• What this task involves:
Write the count of lines that contain the word "eher" and nothing else.

• Material shown:
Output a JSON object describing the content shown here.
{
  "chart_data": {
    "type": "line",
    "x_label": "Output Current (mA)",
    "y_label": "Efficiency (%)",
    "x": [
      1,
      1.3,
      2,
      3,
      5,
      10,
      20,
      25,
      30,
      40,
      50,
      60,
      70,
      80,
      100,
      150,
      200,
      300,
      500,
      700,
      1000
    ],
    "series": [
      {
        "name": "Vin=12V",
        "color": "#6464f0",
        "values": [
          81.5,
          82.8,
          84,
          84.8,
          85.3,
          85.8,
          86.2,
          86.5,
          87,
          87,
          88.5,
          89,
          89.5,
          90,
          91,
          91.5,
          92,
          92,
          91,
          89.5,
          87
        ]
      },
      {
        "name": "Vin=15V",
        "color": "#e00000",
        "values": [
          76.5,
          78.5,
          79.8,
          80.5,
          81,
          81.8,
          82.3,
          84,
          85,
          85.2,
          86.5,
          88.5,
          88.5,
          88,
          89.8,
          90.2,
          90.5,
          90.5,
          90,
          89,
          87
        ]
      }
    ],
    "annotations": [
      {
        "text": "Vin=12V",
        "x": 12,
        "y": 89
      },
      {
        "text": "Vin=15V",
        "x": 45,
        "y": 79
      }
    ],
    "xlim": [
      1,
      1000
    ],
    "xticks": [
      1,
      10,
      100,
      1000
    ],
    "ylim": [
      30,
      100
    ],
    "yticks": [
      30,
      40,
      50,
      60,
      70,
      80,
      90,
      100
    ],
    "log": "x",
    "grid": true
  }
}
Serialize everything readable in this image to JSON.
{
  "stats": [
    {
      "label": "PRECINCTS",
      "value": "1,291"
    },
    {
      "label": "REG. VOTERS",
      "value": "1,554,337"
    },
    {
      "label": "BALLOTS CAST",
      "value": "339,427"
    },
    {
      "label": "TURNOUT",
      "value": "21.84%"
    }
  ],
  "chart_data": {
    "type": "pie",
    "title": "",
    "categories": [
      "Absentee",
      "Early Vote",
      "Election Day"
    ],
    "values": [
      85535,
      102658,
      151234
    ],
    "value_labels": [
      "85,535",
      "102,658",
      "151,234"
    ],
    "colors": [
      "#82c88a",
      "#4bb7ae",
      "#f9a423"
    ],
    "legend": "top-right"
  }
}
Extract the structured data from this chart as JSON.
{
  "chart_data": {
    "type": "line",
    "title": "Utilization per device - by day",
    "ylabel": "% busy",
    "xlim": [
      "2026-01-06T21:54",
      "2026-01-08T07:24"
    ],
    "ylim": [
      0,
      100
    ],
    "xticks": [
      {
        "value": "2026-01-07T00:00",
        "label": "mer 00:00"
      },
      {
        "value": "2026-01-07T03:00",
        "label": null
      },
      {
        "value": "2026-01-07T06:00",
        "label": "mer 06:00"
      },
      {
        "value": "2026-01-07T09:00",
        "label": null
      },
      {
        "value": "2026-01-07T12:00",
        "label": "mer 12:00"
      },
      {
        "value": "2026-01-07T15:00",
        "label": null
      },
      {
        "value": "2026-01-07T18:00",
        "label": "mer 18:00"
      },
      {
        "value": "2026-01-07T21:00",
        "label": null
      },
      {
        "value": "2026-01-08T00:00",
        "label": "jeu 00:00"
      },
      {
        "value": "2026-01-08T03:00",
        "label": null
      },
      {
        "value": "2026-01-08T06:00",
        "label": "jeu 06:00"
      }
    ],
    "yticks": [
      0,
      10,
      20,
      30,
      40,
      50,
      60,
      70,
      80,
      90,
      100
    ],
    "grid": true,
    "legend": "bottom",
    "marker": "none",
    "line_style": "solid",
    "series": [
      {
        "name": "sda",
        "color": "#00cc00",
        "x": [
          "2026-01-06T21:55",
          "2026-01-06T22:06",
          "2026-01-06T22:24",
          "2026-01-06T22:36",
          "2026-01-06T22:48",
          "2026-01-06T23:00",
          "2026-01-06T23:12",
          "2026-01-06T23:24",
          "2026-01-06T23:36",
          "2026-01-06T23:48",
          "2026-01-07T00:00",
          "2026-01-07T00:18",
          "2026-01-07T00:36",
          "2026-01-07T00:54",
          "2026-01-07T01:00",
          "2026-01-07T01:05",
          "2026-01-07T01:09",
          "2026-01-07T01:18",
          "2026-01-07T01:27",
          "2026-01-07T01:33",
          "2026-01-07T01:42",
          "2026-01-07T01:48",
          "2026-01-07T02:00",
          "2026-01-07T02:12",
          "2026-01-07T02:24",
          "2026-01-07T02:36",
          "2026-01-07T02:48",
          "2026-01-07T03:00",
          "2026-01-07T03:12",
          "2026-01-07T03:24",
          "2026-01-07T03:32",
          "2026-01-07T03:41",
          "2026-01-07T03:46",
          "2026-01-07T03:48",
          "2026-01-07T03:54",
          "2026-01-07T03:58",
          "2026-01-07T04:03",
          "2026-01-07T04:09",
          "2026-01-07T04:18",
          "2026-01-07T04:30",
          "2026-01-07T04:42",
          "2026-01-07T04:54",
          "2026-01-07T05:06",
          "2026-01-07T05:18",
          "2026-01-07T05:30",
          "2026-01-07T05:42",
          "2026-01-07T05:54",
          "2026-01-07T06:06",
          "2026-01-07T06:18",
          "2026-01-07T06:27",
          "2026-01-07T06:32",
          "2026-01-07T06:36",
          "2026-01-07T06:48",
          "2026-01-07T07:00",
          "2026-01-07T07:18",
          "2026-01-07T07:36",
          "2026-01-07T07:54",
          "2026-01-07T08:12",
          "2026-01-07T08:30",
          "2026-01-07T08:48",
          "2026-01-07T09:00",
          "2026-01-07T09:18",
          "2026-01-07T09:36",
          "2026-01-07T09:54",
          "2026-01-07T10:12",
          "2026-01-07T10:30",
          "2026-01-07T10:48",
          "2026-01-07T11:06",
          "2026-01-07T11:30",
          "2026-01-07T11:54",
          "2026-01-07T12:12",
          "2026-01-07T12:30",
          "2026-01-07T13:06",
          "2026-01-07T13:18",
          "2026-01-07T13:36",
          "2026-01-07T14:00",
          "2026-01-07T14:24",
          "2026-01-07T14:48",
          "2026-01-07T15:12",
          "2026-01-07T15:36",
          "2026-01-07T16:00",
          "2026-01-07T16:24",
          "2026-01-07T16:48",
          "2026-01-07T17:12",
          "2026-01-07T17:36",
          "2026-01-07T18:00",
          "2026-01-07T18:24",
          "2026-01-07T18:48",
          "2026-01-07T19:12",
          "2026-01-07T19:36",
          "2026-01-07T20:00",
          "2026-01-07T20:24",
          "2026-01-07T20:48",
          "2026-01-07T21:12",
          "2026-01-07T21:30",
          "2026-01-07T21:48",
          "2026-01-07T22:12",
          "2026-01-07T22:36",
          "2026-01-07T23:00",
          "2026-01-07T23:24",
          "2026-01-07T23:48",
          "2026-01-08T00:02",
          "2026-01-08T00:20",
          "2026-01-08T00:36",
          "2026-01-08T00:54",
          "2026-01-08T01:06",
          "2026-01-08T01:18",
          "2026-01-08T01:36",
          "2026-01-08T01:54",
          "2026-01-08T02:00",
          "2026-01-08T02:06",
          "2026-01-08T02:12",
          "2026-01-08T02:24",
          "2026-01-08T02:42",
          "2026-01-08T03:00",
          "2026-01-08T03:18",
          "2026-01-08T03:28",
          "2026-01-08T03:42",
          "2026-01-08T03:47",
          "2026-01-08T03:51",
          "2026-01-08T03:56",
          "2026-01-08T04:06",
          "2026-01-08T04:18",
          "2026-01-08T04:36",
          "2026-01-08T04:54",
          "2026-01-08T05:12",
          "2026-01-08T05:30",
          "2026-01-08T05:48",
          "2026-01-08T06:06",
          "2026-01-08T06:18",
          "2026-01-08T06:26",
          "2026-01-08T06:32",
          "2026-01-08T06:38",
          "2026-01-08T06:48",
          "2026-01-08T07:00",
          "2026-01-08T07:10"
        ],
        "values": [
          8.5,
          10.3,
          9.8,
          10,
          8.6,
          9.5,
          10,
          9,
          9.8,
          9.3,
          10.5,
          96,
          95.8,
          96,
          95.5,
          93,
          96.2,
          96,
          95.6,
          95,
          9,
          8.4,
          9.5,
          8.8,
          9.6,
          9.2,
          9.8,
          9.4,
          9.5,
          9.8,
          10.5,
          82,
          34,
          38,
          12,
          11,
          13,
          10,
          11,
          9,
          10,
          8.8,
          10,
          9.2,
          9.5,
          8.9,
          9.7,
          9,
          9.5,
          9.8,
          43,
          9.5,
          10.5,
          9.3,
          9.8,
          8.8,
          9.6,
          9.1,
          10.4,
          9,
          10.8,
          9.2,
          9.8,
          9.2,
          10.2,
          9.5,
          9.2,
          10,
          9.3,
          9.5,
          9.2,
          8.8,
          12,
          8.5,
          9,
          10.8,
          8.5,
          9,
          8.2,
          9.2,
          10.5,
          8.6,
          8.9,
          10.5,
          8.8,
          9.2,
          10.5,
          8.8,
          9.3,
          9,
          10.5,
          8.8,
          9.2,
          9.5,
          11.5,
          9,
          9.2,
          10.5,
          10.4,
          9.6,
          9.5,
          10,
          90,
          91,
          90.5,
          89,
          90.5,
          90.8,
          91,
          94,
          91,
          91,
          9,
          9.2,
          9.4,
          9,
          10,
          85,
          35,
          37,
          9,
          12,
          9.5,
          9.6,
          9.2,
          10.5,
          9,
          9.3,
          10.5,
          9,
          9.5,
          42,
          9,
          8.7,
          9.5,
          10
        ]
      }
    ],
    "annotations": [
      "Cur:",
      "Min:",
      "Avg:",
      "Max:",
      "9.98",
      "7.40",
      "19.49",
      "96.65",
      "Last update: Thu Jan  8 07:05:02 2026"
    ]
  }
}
...
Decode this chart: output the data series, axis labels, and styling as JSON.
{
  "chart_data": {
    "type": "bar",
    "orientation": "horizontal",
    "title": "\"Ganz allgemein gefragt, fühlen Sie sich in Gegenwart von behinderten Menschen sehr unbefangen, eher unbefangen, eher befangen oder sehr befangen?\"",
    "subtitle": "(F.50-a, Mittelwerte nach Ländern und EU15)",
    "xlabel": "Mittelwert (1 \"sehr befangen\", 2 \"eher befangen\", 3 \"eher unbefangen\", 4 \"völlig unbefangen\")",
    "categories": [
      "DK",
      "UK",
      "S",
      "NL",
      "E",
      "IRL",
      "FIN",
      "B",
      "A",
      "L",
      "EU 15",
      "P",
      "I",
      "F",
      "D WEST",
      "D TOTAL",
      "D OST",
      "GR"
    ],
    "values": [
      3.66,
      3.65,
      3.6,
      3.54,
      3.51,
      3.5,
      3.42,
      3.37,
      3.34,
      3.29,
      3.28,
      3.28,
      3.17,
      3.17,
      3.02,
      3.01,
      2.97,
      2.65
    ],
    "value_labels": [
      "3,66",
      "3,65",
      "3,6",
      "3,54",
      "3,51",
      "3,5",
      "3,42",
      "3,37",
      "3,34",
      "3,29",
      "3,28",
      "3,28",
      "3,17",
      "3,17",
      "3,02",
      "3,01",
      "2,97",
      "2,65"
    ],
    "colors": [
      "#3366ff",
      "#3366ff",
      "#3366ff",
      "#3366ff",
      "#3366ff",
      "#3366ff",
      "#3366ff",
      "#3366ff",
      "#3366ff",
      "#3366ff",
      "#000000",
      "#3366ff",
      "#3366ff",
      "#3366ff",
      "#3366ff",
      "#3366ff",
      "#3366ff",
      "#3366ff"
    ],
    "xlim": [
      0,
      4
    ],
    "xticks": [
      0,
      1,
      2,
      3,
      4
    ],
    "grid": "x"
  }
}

• Response to the task:
2